## BEGIN Given data

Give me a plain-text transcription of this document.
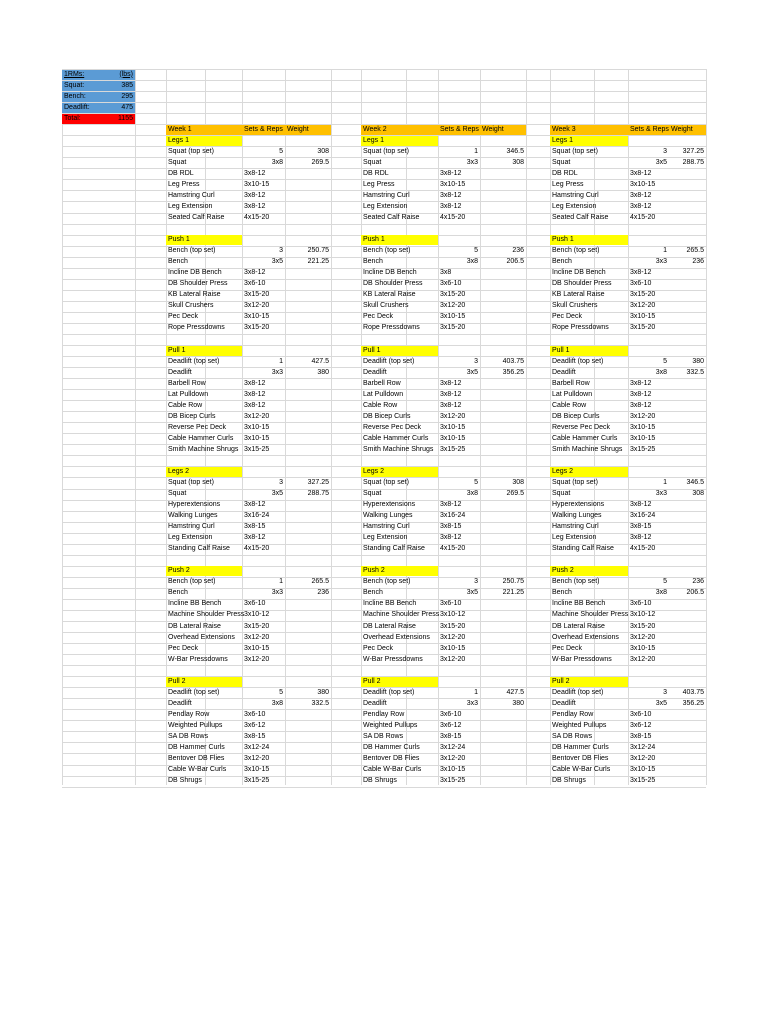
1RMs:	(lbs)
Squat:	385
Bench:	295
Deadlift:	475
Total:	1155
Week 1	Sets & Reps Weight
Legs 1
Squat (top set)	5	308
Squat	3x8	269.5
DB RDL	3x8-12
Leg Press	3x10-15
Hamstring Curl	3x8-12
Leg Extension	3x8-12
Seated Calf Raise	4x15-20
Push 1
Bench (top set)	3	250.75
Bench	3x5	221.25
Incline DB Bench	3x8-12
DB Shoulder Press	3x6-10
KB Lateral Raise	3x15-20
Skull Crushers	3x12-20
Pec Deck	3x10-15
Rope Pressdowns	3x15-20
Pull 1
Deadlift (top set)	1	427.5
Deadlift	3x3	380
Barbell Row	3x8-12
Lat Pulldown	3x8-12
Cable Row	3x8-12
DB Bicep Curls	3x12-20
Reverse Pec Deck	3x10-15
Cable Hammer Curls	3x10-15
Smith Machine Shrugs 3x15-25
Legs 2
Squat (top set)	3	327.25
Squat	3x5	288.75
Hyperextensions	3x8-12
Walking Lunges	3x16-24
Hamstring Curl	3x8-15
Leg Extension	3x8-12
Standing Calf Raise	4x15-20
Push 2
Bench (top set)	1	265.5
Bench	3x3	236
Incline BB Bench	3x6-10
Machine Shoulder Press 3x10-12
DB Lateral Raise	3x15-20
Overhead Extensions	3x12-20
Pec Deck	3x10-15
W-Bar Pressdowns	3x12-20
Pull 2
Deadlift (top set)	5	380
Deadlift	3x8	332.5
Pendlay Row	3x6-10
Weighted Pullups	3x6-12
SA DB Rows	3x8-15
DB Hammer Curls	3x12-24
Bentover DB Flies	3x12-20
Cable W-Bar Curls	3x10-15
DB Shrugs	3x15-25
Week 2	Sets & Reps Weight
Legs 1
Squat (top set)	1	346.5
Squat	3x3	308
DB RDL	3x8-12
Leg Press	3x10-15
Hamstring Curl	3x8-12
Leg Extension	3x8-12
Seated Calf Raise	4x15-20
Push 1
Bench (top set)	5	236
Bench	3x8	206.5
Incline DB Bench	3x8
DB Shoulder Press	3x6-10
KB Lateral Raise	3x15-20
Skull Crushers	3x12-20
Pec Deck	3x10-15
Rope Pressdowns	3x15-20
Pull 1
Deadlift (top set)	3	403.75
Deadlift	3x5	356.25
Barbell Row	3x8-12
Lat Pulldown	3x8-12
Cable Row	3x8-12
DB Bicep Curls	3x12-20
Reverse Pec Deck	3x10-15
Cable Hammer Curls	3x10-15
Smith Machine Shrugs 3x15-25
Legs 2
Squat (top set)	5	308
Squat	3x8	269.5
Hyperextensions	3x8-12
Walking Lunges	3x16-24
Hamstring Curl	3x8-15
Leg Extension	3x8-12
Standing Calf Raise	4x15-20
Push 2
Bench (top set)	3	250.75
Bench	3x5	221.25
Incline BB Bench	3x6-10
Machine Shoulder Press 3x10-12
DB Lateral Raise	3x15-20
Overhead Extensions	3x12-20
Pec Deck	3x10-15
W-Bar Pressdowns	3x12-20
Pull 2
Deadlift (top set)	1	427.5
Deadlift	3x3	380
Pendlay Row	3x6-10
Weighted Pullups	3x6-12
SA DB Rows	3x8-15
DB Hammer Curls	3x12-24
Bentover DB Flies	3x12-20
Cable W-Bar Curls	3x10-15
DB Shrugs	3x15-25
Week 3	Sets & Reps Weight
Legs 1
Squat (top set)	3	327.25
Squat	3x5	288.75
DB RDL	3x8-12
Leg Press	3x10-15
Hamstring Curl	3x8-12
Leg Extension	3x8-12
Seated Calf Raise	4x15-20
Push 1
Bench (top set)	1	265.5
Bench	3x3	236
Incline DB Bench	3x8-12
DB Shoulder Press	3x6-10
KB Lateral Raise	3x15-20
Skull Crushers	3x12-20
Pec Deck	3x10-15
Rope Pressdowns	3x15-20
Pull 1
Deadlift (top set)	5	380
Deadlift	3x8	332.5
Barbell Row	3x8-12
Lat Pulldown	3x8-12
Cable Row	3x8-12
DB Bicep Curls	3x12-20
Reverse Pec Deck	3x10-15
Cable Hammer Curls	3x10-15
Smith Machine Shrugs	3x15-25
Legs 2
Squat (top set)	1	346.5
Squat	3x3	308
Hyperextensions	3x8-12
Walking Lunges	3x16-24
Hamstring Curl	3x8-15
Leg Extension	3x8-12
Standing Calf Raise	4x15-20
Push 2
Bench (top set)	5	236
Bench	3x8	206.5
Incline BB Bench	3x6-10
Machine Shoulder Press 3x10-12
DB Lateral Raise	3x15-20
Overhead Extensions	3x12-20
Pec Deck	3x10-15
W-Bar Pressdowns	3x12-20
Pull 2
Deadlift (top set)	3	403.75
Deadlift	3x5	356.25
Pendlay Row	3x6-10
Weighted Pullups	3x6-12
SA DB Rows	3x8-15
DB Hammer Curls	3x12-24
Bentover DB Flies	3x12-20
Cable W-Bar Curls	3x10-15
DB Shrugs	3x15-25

## END Given data
## BEGIN Given data

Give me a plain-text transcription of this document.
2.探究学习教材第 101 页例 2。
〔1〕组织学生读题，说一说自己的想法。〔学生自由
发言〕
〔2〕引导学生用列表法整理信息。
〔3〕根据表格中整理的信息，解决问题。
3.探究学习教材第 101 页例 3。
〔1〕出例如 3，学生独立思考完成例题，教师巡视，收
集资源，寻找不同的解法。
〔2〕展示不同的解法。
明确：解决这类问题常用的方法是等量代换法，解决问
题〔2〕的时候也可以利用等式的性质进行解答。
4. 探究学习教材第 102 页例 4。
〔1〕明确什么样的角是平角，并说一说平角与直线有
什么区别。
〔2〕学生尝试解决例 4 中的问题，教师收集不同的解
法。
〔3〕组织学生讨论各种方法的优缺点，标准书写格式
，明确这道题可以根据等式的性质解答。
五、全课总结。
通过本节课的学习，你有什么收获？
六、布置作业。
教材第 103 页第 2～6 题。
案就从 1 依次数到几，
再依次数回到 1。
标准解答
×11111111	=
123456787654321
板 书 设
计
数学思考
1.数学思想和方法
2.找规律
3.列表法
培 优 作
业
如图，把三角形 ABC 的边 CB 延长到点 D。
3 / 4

## END Given data
## BEGIN Given data

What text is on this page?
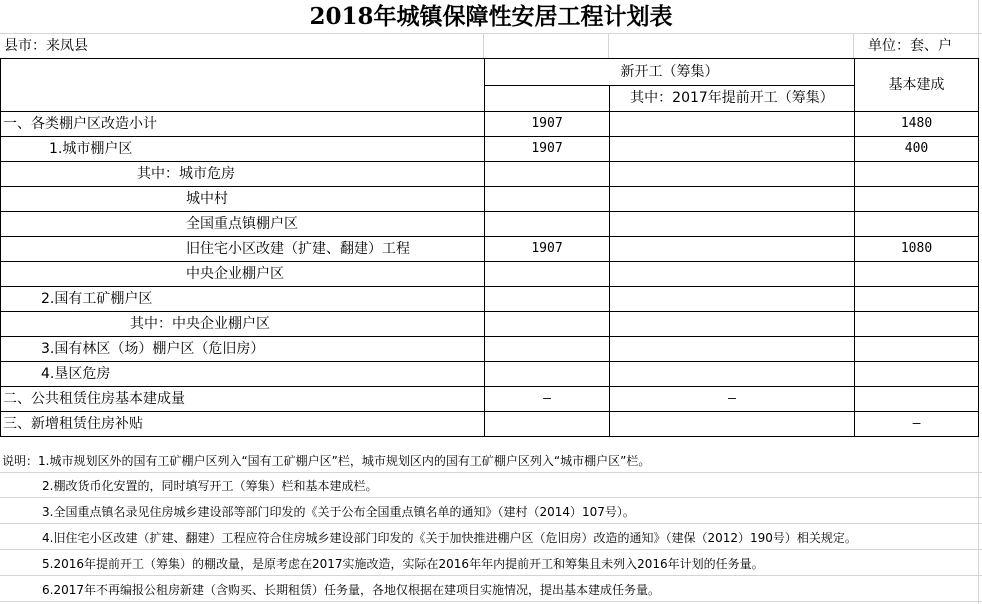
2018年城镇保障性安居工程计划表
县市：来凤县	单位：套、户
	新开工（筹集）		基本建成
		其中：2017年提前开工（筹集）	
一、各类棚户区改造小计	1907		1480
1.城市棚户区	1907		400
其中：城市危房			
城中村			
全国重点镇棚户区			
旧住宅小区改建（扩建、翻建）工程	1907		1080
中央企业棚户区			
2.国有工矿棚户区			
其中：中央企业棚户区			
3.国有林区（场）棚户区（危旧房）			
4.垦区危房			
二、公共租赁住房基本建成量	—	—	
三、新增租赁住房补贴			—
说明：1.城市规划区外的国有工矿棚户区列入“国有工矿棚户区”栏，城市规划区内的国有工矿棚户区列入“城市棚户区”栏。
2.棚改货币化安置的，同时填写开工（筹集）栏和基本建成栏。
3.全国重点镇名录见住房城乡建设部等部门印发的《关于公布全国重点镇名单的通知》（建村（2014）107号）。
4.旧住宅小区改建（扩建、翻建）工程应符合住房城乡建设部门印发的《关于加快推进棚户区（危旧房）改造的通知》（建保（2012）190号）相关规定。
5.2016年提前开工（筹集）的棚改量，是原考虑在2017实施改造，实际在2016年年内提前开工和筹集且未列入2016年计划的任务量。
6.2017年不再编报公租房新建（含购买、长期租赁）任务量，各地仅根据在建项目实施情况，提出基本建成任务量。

## END Given data

Collect each line above holding the string "探究学习教材第".

2.探究学习教材第 101 页例 2。
3.探究学习教材第 101 页例 3。
4. 探究学习教材第 102 页例 4。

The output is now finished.